## Source records
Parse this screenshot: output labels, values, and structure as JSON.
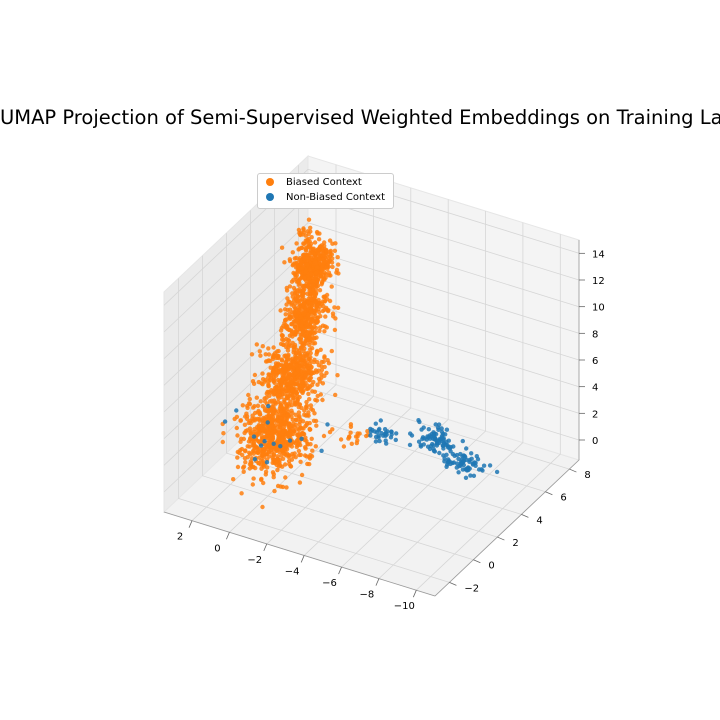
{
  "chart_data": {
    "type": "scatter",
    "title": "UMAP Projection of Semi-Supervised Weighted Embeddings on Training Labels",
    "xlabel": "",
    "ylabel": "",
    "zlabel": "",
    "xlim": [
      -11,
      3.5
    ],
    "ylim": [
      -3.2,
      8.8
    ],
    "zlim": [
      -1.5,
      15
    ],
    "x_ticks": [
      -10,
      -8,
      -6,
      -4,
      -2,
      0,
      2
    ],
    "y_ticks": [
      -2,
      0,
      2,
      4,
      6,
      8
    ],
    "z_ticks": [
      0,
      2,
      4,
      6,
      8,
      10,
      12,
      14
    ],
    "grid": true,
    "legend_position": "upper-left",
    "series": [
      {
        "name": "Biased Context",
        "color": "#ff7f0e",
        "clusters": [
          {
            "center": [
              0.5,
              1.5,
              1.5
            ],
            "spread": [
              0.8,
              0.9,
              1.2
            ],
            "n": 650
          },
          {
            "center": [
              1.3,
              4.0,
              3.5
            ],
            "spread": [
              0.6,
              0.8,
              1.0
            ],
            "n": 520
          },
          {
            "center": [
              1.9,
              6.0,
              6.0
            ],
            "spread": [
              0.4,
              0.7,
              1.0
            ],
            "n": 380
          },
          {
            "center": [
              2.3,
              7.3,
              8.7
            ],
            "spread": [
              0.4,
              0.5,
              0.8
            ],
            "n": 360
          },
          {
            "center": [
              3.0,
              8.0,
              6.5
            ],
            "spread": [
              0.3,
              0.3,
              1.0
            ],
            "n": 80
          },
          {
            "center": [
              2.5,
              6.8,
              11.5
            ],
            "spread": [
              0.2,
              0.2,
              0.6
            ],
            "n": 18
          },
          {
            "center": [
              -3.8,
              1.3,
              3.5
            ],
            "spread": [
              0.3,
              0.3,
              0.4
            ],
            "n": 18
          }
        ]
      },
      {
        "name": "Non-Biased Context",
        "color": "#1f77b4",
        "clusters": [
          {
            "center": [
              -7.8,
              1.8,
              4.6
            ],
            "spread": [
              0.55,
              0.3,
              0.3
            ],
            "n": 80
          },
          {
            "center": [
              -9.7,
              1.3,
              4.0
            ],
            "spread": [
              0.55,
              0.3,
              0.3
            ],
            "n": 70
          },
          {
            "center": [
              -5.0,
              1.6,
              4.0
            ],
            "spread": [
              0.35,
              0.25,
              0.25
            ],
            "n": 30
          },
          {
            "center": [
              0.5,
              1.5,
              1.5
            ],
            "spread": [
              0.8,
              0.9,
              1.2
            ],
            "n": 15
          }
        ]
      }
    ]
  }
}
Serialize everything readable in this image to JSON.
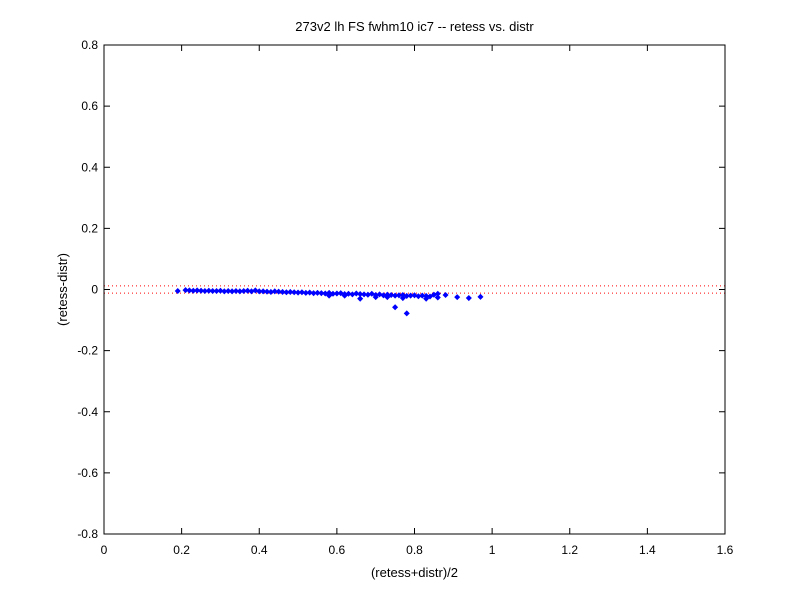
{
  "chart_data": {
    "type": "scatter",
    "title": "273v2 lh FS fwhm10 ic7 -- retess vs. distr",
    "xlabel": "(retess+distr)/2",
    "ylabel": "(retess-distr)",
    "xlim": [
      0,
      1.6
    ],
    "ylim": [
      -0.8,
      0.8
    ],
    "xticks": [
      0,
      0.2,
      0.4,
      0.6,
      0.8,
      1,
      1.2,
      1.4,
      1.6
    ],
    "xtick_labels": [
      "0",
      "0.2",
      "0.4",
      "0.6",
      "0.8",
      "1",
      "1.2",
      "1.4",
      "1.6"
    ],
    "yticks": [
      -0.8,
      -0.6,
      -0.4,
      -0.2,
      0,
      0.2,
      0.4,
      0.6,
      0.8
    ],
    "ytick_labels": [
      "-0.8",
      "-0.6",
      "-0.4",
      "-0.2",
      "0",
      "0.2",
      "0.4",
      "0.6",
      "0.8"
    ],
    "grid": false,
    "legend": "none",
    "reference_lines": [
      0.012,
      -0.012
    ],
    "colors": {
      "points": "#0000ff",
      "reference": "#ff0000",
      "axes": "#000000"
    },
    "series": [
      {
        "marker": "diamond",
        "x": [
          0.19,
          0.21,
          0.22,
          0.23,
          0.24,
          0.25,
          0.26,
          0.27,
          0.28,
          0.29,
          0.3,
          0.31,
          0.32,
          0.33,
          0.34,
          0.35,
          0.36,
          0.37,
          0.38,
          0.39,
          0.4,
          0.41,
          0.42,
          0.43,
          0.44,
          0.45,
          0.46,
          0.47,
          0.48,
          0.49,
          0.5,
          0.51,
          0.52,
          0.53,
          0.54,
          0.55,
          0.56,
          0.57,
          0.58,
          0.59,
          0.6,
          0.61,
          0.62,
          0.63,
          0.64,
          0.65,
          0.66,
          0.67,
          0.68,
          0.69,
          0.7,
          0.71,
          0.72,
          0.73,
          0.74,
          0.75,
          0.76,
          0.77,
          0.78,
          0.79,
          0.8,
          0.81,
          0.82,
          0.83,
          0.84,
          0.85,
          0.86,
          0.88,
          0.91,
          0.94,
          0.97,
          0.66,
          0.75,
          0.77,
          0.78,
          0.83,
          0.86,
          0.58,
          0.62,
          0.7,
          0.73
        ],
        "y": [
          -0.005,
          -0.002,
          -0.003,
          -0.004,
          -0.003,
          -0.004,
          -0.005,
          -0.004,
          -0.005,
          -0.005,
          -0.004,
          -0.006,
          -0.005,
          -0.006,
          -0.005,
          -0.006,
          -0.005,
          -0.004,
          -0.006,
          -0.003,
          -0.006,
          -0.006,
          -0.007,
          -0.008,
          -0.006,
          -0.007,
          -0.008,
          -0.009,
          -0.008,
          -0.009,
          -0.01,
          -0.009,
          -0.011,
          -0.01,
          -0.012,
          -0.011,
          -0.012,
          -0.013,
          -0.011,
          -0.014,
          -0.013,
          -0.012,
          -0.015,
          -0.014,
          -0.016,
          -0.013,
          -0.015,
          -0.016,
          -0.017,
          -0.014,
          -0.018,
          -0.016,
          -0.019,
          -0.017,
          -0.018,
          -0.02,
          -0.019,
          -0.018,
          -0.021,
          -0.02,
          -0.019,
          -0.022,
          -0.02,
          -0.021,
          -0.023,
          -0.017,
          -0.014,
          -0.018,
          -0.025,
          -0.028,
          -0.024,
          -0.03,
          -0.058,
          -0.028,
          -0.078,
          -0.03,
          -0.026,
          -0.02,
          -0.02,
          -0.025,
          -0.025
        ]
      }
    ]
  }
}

## Exercise goal
Lines holding the word "this" in the entries above are the ones to pull out. Copy them all.

## Reply
Parse this screenshot: output labels, values, and structure as JSON.
Serialize everything readable in this image to JSON.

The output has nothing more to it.